WHAT YOU SHOULD DO => Say how many lines of the listing below contain "this", giving the number and nothing else.

[Extracted records]
★ ★ ★
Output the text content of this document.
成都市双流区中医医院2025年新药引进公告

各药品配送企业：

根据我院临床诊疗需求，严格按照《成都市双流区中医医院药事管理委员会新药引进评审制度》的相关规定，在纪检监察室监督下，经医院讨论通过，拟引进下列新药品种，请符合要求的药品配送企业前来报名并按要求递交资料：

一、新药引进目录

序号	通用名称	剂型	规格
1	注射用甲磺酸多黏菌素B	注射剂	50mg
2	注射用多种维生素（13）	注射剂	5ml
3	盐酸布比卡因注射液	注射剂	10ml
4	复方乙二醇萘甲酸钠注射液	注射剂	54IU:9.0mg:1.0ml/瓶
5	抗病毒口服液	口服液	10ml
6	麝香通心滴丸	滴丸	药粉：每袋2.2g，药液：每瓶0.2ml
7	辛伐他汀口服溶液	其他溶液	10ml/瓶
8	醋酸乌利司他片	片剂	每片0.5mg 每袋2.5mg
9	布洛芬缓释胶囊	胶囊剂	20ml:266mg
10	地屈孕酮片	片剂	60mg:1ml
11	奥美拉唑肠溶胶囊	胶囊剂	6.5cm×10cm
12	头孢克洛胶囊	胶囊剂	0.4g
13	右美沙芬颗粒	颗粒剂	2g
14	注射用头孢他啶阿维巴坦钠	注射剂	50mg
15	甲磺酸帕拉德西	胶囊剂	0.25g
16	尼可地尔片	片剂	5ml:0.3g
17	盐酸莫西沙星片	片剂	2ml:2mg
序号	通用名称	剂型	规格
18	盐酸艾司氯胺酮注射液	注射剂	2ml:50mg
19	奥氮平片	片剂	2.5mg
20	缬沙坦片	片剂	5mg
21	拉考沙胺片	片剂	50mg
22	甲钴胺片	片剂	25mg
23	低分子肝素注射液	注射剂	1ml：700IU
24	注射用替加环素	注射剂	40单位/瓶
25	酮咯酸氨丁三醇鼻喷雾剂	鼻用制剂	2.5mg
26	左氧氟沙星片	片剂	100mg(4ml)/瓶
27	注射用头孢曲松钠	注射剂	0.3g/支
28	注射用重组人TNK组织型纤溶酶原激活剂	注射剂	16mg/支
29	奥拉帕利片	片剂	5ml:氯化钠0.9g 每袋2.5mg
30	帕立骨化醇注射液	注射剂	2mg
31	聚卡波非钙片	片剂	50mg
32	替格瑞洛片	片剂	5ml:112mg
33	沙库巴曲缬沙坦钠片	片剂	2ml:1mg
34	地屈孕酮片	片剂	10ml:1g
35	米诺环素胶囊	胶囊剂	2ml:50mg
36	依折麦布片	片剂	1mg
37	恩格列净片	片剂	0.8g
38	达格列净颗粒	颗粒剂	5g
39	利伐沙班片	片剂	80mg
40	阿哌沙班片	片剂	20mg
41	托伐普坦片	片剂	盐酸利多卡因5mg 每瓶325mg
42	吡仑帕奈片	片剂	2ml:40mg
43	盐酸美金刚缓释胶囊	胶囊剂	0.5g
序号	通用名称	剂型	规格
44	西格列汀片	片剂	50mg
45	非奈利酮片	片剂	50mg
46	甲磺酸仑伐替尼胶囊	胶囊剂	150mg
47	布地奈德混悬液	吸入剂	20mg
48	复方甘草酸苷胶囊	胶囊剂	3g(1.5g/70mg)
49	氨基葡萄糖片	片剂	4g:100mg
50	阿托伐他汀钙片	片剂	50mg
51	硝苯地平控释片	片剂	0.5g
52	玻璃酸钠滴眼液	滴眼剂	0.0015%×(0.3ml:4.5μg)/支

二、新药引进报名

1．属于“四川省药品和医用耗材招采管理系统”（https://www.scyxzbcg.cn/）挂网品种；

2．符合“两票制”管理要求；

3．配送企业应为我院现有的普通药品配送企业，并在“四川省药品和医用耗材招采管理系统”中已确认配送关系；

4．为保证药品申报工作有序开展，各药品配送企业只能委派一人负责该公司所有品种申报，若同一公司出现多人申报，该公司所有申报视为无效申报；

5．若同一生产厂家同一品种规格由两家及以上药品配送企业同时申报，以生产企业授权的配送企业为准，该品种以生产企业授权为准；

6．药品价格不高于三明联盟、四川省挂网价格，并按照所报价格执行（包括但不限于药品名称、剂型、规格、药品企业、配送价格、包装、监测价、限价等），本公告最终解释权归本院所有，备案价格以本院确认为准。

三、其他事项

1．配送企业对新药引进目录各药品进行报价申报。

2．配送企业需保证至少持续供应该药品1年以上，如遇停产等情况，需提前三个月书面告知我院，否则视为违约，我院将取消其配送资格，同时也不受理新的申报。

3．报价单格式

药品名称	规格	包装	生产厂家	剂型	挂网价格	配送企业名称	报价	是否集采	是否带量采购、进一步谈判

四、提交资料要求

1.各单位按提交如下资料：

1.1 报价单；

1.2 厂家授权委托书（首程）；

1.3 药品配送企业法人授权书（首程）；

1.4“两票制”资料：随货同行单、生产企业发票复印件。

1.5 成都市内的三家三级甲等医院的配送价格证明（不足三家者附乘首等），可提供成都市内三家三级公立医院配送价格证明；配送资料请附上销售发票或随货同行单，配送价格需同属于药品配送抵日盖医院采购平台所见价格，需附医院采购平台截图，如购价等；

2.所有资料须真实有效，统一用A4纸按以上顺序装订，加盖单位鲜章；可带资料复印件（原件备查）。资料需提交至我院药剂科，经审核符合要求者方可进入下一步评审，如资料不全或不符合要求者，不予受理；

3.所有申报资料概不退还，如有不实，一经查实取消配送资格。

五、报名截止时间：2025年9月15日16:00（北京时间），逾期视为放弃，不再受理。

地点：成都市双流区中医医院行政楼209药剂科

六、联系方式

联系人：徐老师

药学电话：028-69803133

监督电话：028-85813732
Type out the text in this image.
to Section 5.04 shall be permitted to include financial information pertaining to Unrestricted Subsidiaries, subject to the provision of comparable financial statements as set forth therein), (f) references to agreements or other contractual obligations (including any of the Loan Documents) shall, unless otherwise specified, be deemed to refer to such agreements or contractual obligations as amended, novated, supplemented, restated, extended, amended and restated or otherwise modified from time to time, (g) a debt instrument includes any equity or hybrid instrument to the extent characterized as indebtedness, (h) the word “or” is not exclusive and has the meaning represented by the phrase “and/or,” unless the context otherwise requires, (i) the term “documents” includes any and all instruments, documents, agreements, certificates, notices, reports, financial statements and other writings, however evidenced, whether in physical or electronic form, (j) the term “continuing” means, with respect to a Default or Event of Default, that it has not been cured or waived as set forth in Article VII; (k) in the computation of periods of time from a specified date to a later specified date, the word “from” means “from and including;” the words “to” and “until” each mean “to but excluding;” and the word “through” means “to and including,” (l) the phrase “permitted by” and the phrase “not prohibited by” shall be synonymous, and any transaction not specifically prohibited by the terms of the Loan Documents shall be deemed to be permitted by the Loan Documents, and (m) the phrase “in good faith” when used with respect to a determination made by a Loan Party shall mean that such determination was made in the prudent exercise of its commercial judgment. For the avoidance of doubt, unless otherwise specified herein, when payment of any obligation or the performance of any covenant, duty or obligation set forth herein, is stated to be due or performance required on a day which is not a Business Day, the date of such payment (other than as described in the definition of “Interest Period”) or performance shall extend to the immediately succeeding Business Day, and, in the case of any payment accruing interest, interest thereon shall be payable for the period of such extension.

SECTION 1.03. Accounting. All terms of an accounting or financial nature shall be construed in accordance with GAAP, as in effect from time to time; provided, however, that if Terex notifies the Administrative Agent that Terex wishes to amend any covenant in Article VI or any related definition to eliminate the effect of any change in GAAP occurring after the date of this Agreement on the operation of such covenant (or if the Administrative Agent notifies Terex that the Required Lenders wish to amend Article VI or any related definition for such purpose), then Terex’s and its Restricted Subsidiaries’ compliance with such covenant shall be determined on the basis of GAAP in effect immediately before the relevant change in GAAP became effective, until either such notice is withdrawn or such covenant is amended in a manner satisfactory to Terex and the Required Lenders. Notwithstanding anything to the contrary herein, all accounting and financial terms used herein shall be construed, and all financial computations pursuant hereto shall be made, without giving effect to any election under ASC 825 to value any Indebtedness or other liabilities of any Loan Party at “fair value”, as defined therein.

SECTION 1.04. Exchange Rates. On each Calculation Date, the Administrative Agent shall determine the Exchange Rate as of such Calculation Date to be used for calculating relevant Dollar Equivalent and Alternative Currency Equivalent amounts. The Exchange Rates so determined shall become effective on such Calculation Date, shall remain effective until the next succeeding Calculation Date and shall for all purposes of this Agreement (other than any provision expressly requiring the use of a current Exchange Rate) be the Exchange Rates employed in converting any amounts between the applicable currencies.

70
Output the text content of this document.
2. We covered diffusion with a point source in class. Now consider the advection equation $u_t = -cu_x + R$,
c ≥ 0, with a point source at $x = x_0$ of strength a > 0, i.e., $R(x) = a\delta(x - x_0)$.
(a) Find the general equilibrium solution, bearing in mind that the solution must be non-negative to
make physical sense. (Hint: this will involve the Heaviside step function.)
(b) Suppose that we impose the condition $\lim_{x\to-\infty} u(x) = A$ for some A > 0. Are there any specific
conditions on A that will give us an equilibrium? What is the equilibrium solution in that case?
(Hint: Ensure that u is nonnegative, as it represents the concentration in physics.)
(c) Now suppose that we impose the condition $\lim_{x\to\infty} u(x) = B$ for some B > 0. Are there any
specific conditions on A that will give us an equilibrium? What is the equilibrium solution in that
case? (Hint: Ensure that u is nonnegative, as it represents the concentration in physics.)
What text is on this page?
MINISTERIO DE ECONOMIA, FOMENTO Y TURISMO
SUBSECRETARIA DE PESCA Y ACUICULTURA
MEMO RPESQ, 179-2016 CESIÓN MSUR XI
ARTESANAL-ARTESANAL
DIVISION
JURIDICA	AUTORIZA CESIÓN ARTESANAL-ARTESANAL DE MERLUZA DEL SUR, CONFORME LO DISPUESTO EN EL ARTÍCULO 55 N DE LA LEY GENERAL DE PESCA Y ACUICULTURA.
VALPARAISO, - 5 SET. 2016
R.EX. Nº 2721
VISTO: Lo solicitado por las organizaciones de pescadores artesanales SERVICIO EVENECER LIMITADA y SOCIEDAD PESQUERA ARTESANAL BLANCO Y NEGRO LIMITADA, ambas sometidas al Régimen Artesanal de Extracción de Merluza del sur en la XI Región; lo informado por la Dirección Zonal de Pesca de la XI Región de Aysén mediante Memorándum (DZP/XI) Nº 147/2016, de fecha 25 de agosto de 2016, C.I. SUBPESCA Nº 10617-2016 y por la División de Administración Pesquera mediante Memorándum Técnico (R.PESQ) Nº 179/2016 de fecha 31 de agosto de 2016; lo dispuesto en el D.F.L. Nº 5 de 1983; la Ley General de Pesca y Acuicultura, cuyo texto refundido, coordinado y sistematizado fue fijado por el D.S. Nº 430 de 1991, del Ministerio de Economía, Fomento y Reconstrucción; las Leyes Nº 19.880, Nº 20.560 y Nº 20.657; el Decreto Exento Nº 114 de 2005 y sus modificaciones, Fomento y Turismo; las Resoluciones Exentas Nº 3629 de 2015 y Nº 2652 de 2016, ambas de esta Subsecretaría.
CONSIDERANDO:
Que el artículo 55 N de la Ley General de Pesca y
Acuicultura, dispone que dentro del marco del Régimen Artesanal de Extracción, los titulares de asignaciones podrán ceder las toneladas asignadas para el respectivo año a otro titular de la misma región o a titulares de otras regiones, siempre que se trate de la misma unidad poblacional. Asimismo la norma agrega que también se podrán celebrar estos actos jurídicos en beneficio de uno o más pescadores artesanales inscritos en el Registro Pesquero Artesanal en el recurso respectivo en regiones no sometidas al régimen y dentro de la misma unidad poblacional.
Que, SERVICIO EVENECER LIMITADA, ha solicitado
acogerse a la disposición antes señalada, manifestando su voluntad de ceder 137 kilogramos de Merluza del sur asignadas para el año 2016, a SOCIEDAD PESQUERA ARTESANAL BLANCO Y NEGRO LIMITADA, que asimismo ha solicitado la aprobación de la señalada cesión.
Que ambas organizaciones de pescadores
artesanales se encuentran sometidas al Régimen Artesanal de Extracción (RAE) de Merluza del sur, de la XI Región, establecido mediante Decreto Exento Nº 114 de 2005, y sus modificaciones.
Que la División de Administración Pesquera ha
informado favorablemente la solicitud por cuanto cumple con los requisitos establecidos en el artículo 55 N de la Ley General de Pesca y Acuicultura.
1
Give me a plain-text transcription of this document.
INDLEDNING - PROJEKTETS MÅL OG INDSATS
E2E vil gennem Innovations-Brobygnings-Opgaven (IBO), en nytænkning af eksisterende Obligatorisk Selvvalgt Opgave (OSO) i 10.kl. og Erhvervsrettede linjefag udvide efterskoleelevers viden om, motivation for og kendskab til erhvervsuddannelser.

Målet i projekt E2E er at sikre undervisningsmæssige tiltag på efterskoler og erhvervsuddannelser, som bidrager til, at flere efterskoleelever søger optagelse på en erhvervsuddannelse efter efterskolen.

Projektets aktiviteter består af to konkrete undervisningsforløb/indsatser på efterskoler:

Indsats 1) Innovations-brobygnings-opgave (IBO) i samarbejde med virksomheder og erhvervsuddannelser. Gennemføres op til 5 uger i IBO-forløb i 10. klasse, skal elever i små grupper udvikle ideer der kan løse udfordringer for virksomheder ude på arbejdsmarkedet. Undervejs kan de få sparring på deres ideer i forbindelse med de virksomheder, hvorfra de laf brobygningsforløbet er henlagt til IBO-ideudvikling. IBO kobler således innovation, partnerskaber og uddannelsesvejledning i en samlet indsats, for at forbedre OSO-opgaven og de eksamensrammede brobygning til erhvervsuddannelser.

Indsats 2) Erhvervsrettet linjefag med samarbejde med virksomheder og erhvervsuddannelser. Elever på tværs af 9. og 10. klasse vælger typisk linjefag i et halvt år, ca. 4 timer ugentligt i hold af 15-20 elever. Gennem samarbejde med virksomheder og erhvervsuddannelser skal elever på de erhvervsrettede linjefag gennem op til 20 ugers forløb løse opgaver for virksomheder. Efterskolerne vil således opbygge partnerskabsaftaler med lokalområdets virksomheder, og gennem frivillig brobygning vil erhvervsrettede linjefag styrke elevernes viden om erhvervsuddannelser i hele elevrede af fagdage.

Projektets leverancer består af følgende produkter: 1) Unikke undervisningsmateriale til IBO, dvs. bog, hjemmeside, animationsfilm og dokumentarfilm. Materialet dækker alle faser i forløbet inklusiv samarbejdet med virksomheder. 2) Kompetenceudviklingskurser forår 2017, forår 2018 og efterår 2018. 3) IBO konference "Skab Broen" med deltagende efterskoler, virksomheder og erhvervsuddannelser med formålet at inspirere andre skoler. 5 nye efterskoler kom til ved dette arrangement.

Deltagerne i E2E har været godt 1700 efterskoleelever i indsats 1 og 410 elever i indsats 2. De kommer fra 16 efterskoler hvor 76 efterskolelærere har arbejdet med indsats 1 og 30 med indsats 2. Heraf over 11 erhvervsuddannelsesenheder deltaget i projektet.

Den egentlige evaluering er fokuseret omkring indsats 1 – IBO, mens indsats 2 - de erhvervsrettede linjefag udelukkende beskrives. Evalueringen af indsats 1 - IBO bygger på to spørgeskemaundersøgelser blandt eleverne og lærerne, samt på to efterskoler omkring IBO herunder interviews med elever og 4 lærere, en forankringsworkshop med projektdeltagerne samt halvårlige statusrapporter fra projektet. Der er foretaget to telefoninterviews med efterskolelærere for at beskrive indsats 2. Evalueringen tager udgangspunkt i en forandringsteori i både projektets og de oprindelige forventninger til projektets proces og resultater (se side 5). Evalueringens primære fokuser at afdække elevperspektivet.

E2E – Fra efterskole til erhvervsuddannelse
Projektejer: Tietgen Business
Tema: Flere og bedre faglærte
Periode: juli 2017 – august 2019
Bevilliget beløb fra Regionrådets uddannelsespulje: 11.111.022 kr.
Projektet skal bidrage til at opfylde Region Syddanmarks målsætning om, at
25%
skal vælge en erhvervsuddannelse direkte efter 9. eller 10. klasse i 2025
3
★ ★ ★
TASK ANSWER => 8